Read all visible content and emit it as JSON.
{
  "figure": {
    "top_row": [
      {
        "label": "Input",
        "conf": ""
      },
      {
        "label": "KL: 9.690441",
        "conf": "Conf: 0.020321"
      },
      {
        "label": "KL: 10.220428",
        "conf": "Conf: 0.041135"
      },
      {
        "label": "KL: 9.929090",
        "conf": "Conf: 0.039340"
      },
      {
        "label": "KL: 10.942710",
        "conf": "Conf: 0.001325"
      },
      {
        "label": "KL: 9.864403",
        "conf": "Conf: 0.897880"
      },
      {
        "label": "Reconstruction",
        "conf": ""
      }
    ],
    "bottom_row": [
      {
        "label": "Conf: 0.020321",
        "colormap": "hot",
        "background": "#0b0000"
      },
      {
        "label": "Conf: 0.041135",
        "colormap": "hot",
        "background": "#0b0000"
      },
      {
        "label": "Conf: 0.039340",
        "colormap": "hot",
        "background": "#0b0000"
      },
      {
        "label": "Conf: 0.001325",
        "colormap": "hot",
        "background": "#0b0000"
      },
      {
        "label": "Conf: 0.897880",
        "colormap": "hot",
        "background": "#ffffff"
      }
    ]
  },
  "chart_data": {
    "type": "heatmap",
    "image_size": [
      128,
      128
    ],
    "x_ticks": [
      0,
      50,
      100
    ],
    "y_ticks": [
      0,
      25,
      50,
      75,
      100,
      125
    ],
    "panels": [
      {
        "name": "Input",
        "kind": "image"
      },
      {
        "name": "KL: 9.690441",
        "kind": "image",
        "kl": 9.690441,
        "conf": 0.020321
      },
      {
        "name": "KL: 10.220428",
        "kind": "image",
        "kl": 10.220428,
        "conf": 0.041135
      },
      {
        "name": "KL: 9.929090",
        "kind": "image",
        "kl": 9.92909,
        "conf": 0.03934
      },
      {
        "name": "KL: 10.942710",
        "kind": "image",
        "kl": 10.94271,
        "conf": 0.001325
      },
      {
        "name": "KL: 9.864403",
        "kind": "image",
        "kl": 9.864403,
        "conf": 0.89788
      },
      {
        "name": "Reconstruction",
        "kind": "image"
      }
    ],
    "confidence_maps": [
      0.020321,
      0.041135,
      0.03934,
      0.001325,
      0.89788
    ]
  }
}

==

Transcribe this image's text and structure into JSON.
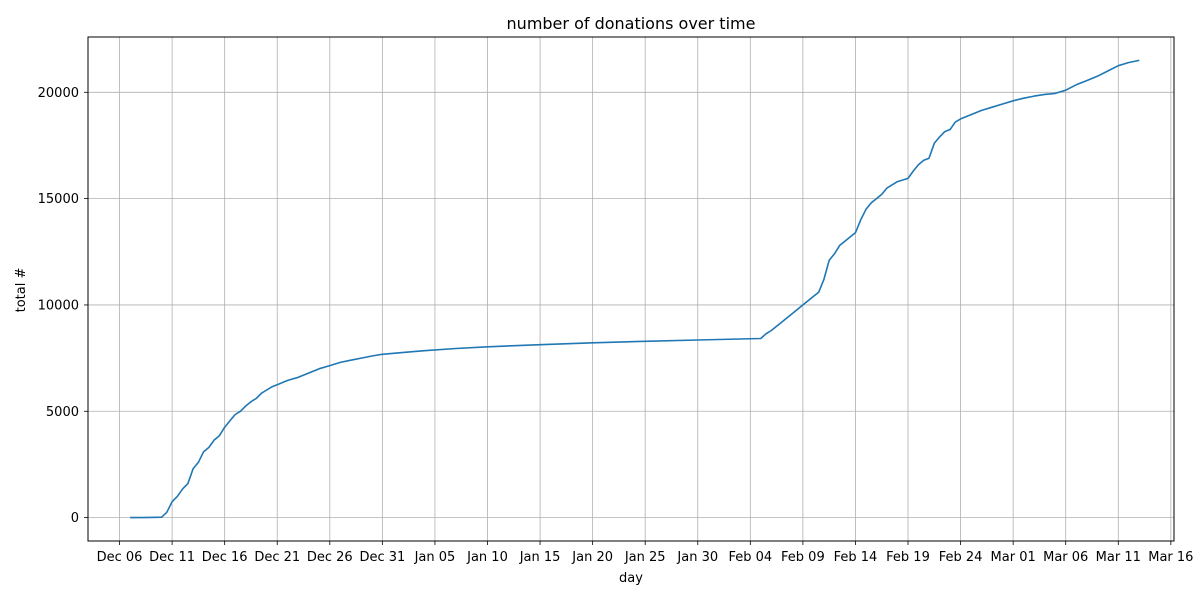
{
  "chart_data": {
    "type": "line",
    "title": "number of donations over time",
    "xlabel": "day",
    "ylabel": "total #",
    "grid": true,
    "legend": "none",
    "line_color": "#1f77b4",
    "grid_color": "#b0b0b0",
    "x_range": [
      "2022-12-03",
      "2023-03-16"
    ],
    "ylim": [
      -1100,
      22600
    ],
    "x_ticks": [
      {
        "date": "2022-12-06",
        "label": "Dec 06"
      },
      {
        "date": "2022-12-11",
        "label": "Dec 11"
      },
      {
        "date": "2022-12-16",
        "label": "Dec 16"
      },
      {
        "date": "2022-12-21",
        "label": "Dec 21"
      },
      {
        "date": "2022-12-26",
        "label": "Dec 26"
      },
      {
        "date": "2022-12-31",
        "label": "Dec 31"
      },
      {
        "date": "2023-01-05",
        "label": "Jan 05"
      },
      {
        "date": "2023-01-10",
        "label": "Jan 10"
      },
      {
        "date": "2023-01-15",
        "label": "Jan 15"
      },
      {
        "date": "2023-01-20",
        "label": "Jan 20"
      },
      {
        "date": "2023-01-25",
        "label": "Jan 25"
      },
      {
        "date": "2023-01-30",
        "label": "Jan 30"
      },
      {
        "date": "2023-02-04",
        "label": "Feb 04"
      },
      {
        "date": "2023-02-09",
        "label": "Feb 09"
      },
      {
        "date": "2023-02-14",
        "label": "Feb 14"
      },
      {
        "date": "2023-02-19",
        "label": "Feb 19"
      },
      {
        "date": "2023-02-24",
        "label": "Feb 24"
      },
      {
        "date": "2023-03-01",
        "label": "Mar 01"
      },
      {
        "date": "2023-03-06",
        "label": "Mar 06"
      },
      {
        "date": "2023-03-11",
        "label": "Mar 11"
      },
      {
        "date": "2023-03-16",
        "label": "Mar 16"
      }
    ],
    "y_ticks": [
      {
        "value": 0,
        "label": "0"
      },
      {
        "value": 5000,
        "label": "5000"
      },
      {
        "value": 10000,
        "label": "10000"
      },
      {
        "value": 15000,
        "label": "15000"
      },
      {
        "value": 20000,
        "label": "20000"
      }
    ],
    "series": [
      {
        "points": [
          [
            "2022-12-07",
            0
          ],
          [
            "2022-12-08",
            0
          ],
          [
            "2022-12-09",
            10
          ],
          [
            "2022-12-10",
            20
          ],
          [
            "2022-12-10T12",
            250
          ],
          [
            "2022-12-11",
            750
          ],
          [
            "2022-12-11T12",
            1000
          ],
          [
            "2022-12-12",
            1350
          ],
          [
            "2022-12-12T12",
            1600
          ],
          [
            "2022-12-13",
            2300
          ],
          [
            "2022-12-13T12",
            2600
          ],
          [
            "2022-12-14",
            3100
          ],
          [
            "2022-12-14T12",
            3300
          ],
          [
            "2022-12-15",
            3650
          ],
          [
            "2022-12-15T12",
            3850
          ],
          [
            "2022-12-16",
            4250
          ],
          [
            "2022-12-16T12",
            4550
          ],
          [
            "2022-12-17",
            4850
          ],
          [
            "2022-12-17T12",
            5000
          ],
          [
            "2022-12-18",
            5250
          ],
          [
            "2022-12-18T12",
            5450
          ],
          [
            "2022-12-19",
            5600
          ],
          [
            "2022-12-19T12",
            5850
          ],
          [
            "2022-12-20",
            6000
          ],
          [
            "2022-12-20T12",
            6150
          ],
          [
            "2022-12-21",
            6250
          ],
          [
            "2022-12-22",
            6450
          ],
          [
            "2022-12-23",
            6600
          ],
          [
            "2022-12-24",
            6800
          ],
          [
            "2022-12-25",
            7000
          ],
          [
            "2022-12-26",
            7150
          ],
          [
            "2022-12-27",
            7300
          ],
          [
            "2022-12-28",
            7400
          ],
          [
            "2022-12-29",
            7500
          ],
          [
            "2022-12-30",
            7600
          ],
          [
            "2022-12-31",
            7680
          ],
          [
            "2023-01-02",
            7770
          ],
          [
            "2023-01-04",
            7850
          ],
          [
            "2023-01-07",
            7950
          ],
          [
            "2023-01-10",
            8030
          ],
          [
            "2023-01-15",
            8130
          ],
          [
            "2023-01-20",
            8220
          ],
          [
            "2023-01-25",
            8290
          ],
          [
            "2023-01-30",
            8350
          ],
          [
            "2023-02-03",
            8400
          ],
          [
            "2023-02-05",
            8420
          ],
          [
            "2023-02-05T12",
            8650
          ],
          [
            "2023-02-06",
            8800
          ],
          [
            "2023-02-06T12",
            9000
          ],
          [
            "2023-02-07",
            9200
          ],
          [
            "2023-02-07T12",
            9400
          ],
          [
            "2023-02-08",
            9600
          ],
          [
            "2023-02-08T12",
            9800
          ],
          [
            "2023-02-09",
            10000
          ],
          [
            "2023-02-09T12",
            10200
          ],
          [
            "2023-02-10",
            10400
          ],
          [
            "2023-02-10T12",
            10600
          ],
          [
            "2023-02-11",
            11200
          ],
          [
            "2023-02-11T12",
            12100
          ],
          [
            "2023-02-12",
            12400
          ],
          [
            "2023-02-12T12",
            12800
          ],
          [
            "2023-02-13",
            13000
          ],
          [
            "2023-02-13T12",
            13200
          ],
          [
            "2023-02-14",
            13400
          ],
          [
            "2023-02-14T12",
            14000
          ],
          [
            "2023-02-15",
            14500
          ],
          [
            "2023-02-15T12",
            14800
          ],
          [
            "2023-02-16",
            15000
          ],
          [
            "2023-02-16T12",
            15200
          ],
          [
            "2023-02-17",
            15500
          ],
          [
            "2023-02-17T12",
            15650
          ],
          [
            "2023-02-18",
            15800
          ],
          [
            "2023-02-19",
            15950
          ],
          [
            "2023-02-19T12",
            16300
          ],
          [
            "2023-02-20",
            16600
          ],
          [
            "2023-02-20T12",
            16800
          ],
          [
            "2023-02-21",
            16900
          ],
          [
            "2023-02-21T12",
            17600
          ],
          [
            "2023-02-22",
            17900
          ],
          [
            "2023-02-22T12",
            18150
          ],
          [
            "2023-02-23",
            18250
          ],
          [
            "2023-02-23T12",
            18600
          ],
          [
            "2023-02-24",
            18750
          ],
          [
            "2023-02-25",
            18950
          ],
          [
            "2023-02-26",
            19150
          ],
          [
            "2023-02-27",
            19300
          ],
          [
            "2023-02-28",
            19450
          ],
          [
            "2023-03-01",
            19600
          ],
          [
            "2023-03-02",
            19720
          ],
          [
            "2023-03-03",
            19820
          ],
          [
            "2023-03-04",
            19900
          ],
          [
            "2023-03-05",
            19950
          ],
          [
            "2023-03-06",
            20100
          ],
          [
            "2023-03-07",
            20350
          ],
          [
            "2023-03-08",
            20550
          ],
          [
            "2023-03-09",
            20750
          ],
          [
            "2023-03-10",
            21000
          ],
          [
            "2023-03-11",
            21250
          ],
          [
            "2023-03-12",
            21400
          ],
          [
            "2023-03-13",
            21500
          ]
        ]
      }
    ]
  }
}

The request:
Locate the word "JSON" in the entries, and copy every line where it is found.

Solution:
Read all visible content and emit it as JSON.
Transcribe this image's text and structure into JSON.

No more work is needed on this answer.